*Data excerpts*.
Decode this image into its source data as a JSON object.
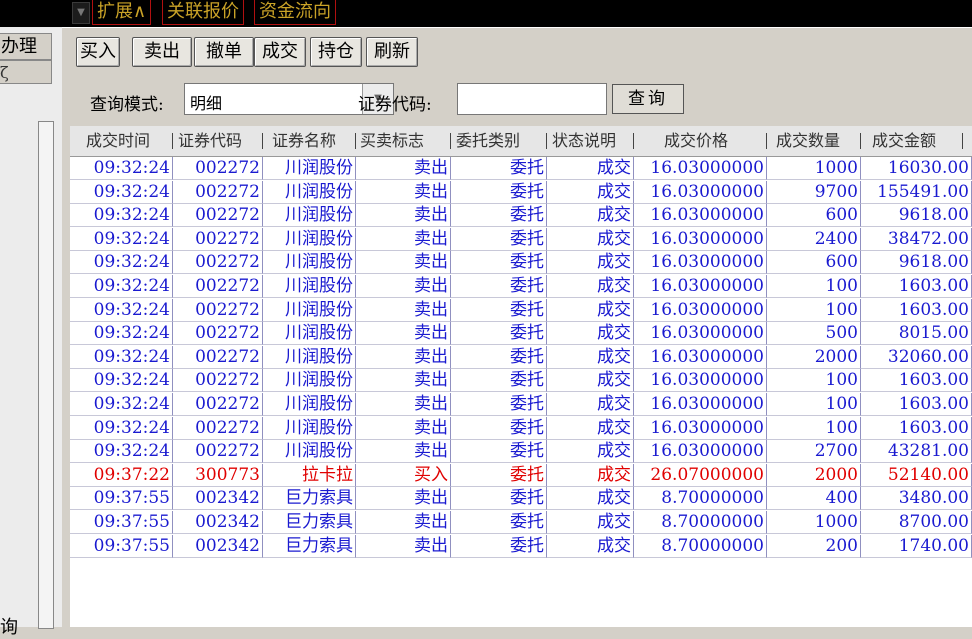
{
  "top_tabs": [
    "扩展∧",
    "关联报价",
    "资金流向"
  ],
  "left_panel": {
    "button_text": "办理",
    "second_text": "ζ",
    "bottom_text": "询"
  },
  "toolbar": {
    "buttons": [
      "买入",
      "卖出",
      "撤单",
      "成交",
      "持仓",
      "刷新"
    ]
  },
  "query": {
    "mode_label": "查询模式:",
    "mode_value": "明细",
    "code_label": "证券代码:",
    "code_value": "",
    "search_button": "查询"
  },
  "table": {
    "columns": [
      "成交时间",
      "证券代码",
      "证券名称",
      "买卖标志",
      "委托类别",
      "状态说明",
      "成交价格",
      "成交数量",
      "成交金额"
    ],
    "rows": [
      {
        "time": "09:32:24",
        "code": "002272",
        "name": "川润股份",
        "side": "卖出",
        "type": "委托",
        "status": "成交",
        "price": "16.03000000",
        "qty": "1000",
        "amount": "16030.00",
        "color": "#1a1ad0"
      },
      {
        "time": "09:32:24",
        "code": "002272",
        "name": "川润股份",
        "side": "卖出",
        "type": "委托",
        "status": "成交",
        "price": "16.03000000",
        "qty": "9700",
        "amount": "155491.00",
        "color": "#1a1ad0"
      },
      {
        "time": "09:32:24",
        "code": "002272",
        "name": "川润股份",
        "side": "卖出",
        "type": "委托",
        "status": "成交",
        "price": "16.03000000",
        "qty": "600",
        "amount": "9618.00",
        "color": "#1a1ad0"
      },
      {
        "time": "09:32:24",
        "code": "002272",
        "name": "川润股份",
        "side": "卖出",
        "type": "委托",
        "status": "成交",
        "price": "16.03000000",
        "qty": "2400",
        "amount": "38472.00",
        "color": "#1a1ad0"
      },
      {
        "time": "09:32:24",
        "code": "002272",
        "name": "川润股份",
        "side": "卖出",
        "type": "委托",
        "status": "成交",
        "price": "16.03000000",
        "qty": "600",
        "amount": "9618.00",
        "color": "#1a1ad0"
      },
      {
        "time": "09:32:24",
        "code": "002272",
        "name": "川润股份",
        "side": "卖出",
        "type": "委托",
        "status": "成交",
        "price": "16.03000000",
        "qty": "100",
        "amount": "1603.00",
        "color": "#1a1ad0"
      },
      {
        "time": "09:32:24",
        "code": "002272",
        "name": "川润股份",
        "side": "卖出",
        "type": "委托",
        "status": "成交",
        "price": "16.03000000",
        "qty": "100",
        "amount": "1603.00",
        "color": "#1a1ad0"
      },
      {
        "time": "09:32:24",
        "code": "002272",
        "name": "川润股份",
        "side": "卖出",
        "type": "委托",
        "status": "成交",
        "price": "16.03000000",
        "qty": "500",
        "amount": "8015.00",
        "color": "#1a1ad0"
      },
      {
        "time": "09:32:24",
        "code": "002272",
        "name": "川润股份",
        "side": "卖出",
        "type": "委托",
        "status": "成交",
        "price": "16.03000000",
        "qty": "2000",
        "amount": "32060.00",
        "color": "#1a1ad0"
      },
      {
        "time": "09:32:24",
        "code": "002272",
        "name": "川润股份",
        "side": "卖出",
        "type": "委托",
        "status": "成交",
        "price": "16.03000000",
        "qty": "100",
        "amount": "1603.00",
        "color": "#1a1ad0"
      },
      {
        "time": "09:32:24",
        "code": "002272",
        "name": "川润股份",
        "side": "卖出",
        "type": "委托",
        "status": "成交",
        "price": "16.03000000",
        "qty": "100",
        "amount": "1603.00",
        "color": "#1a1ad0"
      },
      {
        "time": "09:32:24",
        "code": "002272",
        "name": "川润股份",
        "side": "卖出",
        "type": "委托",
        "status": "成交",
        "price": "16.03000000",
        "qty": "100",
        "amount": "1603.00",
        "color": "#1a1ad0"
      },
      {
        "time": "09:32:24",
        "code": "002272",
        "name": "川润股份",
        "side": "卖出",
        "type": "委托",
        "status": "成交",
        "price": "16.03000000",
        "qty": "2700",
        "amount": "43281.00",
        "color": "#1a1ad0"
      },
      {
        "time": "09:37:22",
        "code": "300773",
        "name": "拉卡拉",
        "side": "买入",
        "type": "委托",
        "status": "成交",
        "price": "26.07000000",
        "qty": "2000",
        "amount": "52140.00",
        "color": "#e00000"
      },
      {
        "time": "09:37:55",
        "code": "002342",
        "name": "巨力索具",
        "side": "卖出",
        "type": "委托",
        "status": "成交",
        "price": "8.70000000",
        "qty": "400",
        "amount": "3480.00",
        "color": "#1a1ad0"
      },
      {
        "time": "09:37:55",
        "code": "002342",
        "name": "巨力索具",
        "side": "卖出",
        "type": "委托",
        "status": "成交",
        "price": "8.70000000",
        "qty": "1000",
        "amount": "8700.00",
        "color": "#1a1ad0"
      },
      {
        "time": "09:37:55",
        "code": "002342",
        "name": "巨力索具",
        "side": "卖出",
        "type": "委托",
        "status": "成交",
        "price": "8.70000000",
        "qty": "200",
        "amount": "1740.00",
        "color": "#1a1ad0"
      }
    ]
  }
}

--

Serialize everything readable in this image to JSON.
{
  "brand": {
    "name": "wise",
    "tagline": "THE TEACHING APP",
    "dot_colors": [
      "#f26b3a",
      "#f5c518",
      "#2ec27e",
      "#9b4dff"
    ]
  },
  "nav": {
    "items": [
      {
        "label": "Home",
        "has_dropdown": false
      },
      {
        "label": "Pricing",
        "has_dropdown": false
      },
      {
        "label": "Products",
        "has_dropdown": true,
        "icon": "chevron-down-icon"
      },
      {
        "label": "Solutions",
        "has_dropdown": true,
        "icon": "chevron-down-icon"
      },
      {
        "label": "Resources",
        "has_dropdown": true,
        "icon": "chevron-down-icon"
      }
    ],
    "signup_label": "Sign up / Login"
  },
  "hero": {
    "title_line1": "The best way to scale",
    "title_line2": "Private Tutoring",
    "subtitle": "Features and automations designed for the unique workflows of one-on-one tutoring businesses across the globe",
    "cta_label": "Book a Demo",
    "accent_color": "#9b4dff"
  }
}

*What is required*.
Identify each line in the entries with the word "this" and copy it.

*Full response*.
Decode this image into its source data as a JSON object.
Serialize everything readable in this image to JSON.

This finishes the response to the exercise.